Problem requirements — Could you write out every entry exactly as it stands?

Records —
▬▬▬▬▬▬

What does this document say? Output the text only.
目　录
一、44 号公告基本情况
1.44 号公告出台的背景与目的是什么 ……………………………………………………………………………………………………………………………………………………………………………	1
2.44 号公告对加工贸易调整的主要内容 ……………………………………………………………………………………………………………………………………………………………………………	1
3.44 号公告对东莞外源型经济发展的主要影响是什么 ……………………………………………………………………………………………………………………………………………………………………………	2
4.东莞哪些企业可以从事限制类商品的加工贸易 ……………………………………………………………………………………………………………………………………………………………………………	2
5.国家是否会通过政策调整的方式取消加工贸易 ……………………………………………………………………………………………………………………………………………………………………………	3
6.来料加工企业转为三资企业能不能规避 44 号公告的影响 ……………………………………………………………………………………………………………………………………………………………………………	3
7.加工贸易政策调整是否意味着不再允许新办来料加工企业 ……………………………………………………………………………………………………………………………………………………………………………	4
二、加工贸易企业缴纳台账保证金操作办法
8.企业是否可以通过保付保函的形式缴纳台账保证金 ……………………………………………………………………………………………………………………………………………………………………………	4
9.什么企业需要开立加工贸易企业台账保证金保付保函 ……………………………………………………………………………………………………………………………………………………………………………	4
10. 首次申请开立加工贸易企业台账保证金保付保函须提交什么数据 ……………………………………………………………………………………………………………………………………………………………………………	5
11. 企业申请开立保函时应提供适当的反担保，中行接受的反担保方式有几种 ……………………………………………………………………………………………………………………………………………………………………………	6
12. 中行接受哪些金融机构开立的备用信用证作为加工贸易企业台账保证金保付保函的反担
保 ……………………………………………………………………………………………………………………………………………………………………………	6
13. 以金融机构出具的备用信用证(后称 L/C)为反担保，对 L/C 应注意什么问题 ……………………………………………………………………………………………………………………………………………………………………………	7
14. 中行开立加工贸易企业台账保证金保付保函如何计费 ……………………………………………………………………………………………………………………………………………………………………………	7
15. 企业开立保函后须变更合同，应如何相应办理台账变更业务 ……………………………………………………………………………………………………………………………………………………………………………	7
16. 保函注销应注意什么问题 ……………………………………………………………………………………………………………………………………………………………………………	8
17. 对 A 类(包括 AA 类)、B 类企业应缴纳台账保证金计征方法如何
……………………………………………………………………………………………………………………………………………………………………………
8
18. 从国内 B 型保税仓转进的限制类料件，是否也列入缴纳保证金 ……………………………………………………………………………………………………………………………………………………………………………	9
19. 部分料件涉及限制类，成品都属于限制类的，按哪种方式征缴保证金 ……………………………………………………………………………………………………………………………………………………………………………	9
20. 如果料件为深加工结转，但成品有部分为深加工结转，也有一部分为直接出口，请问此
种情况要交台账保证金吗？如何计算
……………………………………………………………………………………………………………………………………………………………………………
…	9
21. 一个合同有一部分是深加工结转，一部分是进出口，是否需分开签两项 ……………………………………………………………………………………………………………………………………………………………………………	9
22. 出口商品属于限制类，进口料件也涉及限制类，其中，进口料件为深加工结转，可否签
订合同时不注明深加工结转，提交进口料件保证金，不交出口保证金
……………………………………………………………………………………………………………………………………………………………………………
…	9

▬▬▬▬▬▬

Task solution —
What does this document say? Output the text only.
目　录
一、44 号公告基本情况
1.44 号公告出台的背景与目的是什么 ……………………………………………………………………………………………………………………………………………………………………………	1
2.44 号公告对加工贸易调整的主要内容 ……………………………………………………………………………………………………………………………………………………………………………	1
3.44 号公告对东莞外源型经济发展的主要影响是什么 ……………………………………………………………………………………………………………………………………………………………………………	2
4.东莞哪些企业可以从事限制类商品的加工贸易 ……………………………………………………………………………………………………………………………………………………………………………	2
5.国家是否会通过政策调整的方式取消加工贸易 ……………………………………………………………………………………………………………………………………………………………………………	3
6.来料加工企业转为三资企业能不能规避 44 号公告的影响 ……………………………………………………………………………………………………………………………………………………………………………	3
7.加工贸易政策调整是否意味着不再允许新办来料加工企业 ……………………………………………………………………………………………………………………………………………………………………………	4
二、加工贸易企业缴纳台账保证金操作办法
8.企业是否可以通过保付保函的形式缴纳台账保证金 ……………………………………………………………………………………………………………………………………………………………………………	4
9.什么企业需要开立加工贸易企业台账保证金保付保函 ……………………………………………………………………………………………………………………………………………………………………………	4
10. 首次申请开立加工贸易企业台账保证金保付保函须提交什么数据 ……………………………………………………………………………………………………………………………………………………………………………	5
11. 企业申请开立保函时应提供适当的反担保，中行接受的反担保方式有几种 ……………………………………………………………………………………………………………………………………………………………………………	6
12. 中行接受哪些金融机构开立的备用信用证作为加工贸易企业台账保证金保付保函的反担
保 ……………………………………………………………………………………………………………………………………………………………………………	6
13. 以金融机构出具的备用信用证(后称 L/C)为反担保，对 L/C 应注意什么问题 ……………………………………………………………………………………………………………………………………………………………………………	7
14. 中行开立加工贸易企业台账保证金保付保函如何计费 ……………………………………………………………………………………………………………………………………………………………………………	7
15. 企业开立保函后须变更合同，应如何相应办理台账变更业务 ……………………………………………………………………………………………………………………………………………………………………………	7
16. 保函注销应注意什么问题 ……………………………………………………………………………………………………………………………………………………………………………	8
17. 对 A 类(包括 AA 类)、B 类企业应缴纳台账保证金计征方法如何
……………………………………………………………………………………………………………………………………………………………………………
8
18. 从国内 B 型保税仓转进的限制类料件，是否也列入缴纳保证金 ……………………………………………………………………………………………………………………………………………………………………………	9
19. 部分料件涉及限制类，成品都属于限制类的，按哪种方式征缴保证金 ……………………………………………………………………………………………………………………………………………………………………………	9
20. 如果料件为深加工结转，但成品有部分为深加工结转，也有一部分为直接出口，请问此
种情况要交台账保证金吗？如何计算
……………………………………………………………………………………………………………………………………………………………………………
…	9
21. 一个合同有一部分是深加工结转，一部分是进出口，是否需分开签两项 ……………………………………………………………………………………………………………………………………………………………………………	9
22. 出口商品属于限制类，进口料件也涉及限制类，其中，进口料件为深加工结转，可否签
订合同时不注明深加工结转，提交进口料件保证金，不交出口保证金
……………………………………………………………………………………………………………………………………………………………………………
…	9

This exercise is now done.